* [Material supplied]
------------------------------------------------

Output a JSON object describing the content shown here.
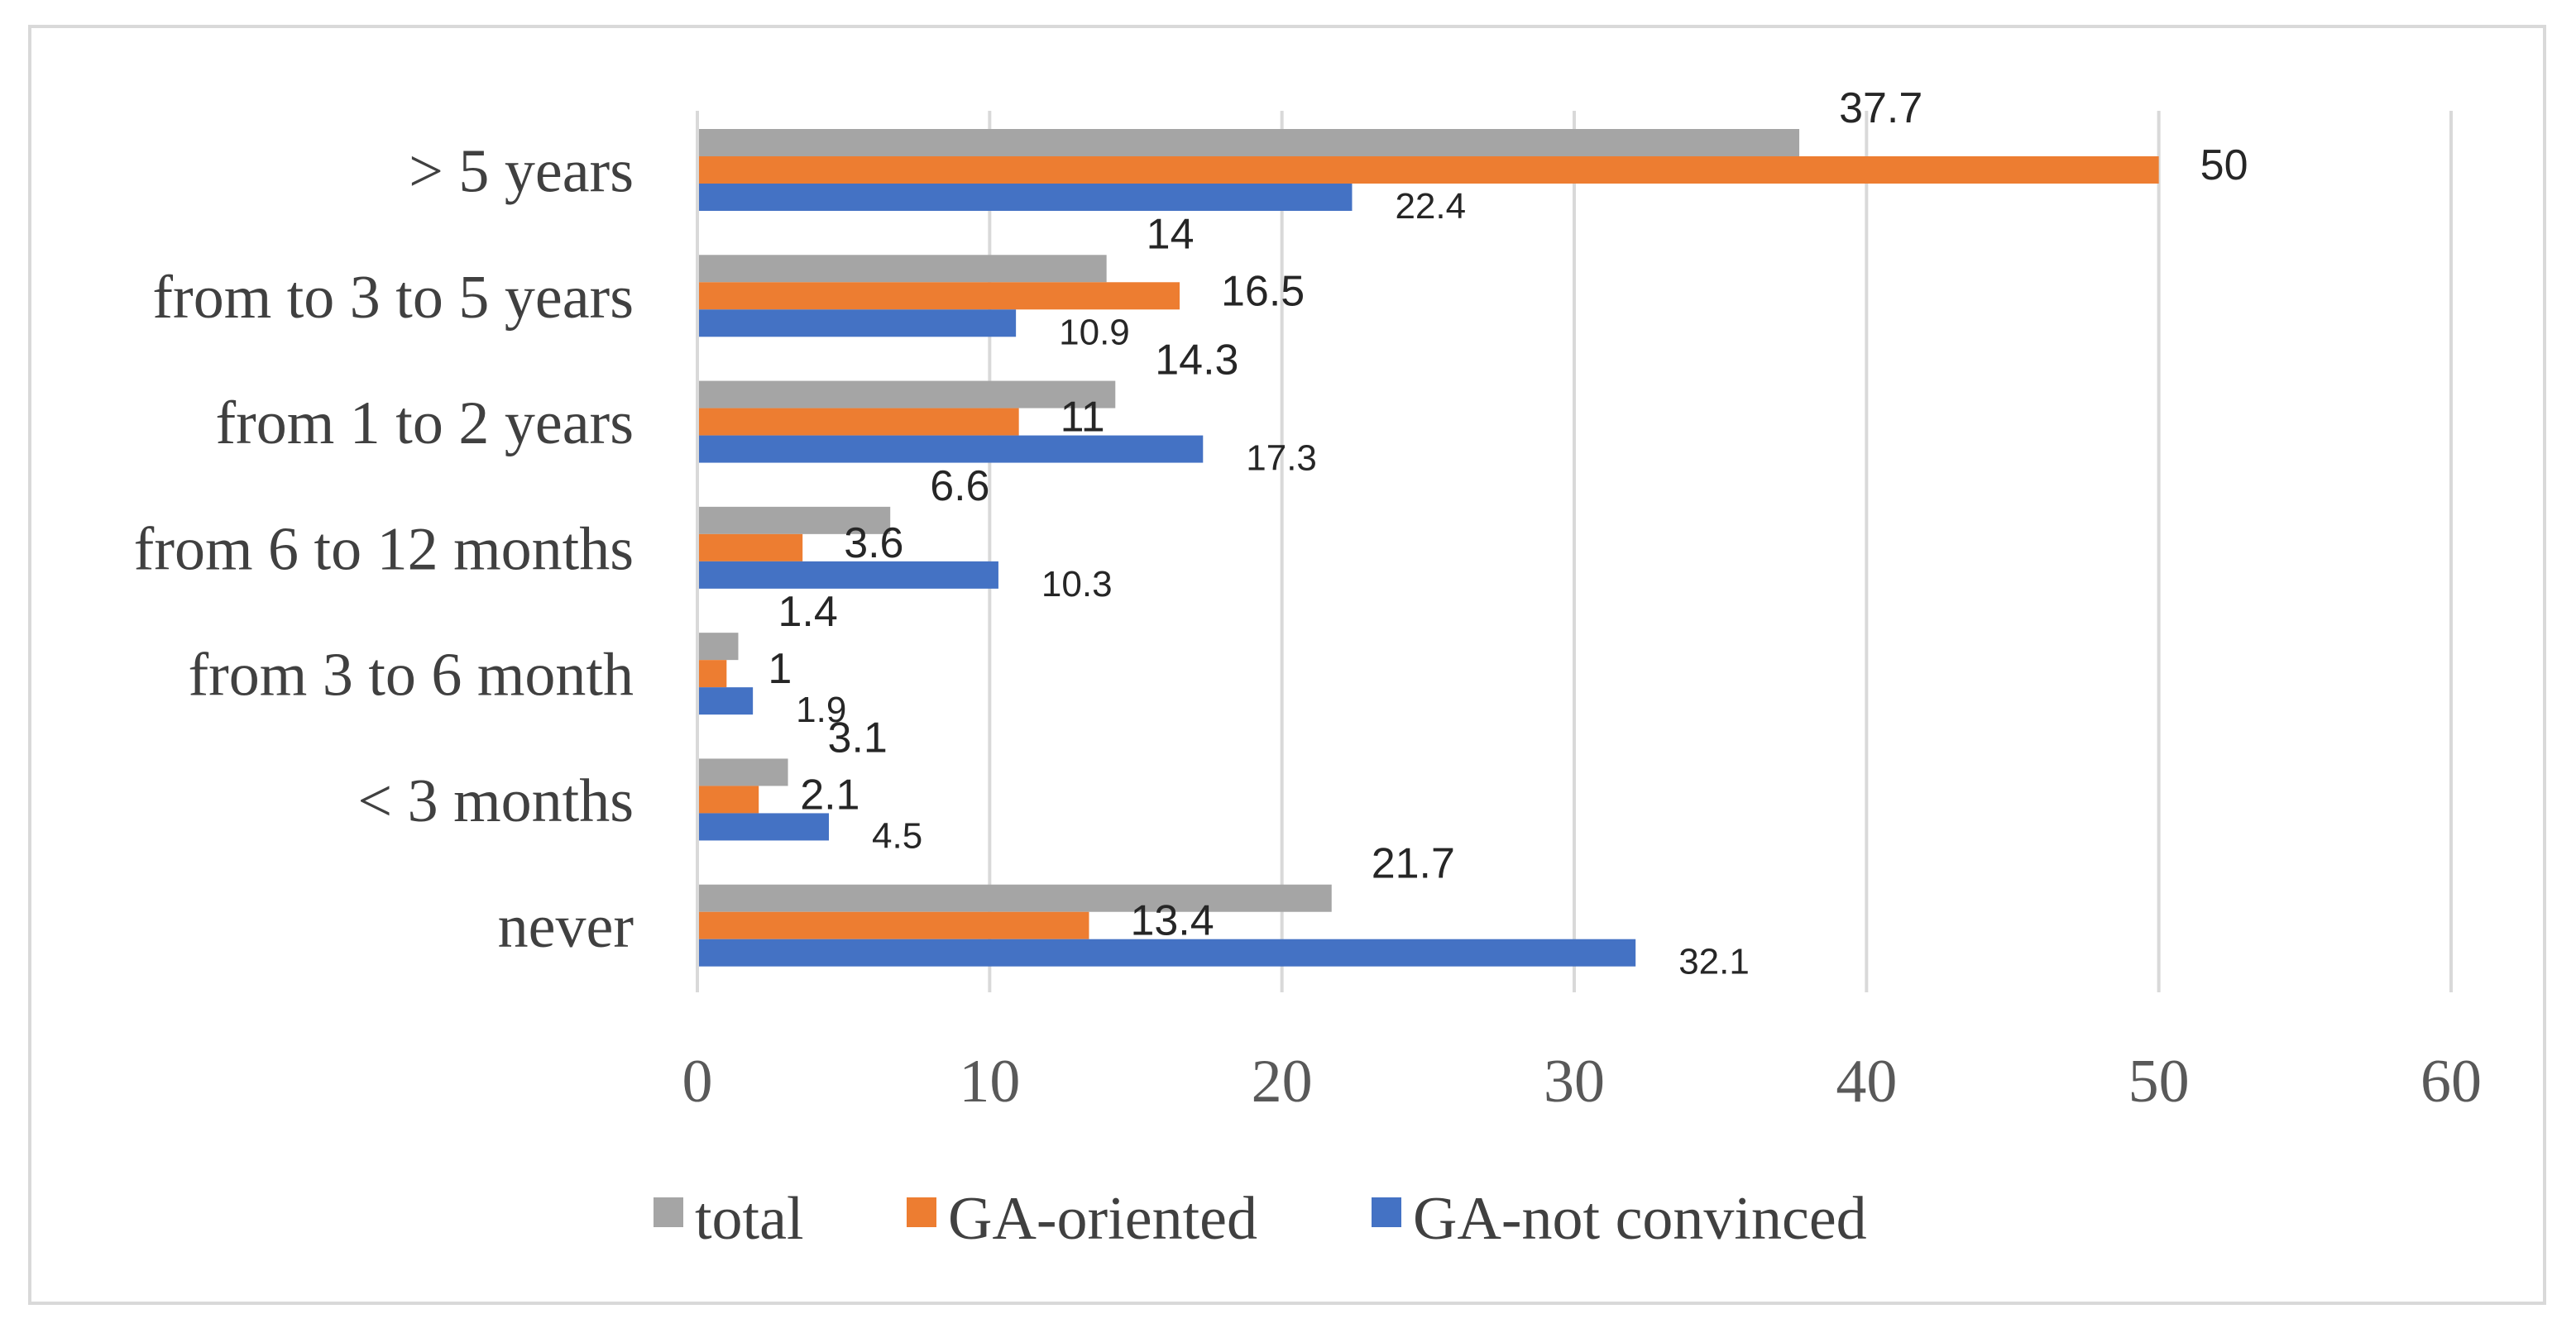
{
  "chart_data": {
    "type": "bar",
    "orientation": "horizontal",
    "categories": [
      "> 5 years",
      "from to 3 to 5 years",
      "from 1 to 2 years",
      "from 6 to 12 months",
      "from 3 to 6 month",
      "< 3 months",
      "never"
    ],
    "series": [
      {
        "name": "total",
        "color": "#a5a5a5",
        "values": [
          37.7,
          14,
          14.3,
          6.6,
          1.4,
          3.1,
          21.7
        ]
      },
      {
        "name": "GA-oriented",
        "color": "#ed7d31",
        "values": [
          50,
          16.5,
          11,
          3.6,
          1,
          2.1,
          13.4
        ]
      },
      {
        "name": "GA-not convinced",
        "color": "#4472c4",
        "values": [
          22.4,
          10.9,
          17.3,
          10.3,
          1.9,
          4.5,
          32.1
        ]
      }
    ],
    "xlim": [
      0,
      60
    ],
    "xticks": [
      0,
      10,
      20,
      30,
      40,
      50,
      60
    ],
    "grid": true,
    "legend_position": "bottom",
    "title": "",
    "xlabel": "",
    "ylabel": ""
  }
}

------------------------------------------------

* [Instructions for the task] Reproduce the data above in full, exactly as it is, with the pictures left out.

* [Written response]
Output a JSON object describing the content shown here.
{
  "chart_data": {
    "type": "bar",
    "orientation": "horizontal",
    "categories": [
      "> 5 years",
      "from to 3 to 5 years",
      "from 1 to 2 years",
      "from 6 to 12 months",
      "from 3 to 6 month",
      "< 3 months",
      "never"
    ],
    "series": [
      {
        "name": "total",
        "color": "#a5a5a5",
        "values": [
          37.7,
          14,
          14.3,
          6.6,
          1.4,
          3.1,
          21.7
        ]
      },
      {
        "name": "GA-oriented",
        "color": "#ed7d31",
        "values": [
          50,
          16.5,
          11,
          3.6,
          1,
          2.1,
          13.4
        ]
      },
      {
        "name": "GA-not convinced",
        "color": "#4472c4",
        "values": [
          22.4,
          10.9,
          17.3,
          10.3,
          1.9,
          4.5,
          32.1
        ]
      }
    ],
    "xlim": [
      0,
      60
    ],
    "xticks": [
      0,
      10,
      20,
      30,
      40,
      50,
      60
    ],
    "grid": true,
    "legend_position": "bottom",
    "title": "",
    "xlabel": "",
    "ylabel": ""
  }
}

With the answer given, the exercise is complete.